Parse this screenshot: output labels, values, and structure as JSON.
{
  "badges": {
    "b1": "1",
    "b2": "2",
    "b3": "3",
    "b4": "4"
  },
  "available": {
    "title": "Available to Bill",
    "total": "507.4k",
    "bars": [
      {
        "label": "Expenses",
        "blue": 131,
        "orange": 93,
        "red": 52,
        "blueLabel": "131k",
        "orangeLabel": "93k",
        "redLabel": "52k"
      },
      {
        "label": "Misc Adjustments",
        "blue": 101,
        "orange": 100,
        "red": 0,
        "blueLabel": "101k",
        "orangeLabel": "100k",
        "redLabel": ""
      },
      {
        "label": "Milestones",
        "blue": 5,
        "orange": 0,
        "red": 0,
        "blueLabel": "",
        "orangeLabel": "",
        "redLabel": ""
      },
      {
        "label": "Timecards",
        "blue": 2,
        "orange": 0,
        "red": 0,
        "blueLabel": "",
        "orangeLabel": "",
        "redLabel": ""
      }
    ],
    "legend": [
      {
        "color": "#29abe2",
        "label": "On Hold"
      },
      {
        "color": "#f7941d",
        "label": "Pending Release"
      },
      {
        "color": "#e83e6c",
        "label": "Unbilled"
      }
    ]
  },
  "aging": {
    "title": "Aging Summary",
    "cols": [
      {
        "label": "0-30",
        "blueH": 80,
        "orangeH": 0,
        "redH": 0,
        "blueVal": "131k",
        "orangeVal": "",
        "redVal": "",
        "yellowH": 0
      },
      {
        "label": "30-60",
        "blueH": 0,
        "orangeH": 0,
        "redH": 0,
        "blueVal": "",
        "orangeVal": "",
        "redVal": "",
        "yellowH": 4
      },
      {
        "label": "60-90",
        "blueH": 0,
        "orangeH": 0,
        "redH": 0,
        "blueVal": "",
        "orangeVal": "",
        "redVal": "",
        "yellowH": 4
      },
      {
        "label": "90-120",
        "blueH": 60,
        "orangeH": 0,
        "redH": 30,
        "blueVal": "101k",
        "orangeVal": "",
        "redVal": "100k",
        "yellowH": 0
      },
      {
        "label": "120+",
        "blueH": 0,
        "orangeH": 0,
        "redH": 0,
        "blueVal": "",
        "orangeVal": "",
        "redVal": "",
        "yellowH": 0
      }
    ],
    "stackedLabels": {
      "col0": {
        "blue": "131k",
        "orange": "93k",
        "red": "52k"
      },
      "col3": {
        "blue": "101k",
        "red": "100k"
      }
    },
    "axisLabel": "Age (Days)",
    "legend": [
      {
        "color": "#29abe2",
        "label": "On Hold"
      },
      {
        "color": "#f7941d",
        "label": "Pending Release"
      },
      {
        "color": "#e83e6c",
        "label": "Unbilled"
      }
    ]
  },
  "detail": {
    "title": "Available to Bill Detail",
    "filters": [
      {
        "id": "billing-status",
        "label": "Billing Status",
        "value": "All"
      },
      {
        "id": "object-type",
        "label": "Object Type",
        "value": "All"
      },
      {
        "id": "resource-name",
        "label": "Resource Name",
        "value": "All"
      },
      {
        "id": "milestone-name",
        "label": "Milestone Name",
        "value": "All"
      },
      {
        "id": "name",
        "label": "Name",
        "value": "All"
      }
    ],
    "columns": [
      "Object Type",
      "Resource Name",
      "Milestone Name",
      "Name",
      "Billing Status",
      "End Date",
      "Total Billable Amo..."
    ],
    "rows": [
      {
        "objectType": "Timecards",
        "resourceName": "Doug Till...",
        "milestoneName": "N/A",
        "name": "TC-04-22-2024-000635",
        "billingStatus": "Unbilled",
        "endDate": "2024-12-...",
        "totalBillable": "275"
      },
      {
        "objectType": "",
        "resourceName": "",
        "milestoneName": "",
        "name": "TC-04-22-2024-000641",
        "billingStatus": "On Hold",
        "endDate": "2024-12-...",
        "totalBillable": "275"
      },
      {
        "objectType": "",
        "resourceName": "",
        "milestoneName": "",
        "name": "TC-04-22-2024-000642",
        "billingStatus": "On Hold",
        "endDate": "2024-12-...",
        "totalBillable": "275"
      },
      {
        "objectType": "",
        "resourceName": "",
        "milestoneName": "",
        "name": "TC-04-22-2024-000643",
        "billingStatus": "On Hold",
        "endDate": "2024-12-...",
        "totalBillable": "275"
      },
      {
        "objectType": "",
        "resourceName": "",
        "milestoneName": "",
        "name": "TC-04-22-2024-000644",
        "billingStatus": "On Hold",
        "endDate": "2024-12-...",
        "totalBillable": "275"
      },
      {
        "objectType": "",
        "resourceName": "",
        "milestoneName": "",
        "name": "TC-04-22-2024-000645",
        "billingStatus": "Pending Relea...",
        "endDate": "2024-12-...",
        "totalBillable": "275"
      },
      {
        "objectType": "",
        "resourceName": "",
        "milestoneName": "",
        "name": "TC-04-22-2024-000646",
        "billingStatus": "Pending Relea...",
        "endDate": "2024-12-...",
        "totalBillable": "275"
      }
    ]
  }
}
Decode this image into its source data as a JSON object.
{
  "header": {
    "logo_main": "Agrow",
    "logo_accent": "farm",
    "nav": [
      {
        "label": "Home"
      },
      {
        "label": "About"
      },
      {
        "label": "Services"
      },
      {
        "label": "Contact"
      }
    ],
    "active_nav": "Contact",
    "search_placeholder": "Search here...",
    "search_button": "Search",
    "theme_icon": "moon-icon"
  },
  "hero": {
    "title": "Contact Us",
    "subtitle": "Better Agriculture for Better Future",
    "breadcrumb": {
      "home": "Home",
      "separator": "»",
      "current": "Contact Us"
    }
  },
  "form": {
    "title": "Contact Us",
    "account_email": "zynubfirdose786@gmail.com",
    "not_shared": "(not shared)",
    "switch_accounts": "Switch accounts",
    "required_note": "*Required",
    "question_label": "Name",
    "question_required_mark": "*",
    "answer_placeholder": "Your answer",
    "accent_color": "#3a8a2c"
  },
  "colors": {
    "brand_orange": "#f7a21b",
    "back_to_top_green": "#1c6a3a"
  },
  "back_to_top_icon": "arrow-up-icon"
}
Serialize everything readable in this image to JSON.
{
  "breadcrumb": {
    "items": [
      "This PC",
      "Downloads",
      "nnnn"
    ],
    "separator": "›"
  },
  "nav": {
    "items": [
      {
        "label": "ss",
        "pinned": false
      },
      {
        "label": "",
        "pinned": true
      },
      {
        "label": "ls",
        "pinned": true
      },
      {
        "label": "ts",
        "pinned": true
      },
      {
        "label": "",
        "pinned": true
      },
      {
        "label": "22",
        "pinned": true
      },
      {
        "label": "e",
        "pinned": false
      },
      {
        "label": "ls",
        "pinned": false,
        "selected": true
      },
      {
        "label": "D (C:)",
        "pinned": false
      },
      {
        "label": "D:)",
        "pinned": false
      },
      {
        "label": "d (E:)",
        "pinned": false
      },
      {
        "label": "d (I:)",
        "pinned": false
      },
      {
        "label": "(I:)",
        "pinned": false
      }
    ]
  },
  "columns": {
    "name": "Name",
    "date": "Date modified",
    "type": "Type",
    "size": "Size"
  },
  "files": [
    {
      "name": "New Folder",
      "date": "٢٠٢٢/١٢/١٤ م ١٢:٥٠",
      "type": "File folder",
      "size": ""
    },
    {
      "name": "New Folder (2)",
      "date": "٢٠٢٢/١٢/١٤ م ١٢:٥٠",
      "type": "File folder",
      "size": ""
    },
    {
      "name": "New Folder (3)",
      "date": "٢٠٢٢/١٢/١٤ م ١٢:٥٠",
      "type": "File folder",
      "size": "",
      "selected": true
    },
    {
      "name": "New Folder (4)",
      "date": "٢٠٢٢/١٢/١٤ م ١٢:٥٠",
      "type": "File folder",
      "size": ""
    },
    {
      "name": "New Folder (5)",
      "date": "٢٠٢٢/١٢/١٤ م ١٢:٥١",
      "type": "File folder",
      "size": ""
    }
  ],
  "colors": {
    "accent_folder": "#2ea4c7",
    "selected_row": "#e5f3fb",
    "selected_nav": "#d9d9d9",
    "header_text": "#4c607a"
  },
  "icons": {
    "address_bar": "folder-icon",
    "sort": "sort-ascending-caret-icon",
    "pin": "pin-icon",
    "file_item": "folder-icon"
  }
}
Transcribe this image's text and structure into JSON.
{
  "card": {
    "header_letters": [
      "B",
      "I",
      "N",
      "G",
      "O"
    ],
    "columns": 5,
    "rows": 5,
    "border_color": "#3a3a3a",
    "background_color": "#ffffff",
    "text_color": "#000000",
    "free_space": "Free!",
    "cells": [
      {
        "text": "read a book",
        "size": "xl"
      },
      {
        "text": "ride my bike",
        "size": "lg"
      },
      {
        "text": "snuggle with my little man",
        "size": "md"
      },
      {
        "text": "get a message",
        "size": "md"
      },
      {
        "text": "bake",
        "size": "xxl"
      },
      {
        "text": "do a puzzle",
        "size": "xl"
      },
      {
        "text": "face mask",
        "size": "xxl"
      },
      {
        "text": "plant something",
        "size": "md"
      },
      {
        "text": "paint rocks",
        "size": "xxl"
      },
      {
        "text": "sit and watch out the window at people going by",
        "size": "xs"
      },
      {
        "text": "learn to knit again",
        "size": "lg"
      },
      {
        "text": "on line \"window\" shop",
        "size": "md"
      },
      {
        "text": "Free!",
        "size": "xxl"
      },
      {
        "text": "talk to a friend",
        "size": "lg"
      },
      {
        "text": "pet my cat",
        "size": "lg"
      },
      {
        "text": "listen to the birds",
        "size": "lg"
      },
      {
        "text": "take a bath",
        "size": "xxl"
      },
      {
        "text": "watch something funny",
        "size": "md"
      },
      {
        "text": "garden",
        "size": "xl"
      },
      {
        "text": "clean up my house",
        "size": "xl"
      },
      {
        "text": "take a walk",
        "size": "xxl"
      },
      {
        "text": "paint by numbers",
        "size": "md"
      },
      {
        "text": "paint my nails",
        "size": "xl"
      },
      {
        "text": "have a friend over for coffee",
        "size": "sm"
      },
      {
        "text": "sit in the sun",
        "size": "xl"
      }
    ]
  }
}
========
WHAT IS ASKED:
Go through the records above and copy every line with the word "friend".

RESPONSE TO THE EXERCISE:
        "text": "talk to a friend",
        "text": "have a friend over for coffee",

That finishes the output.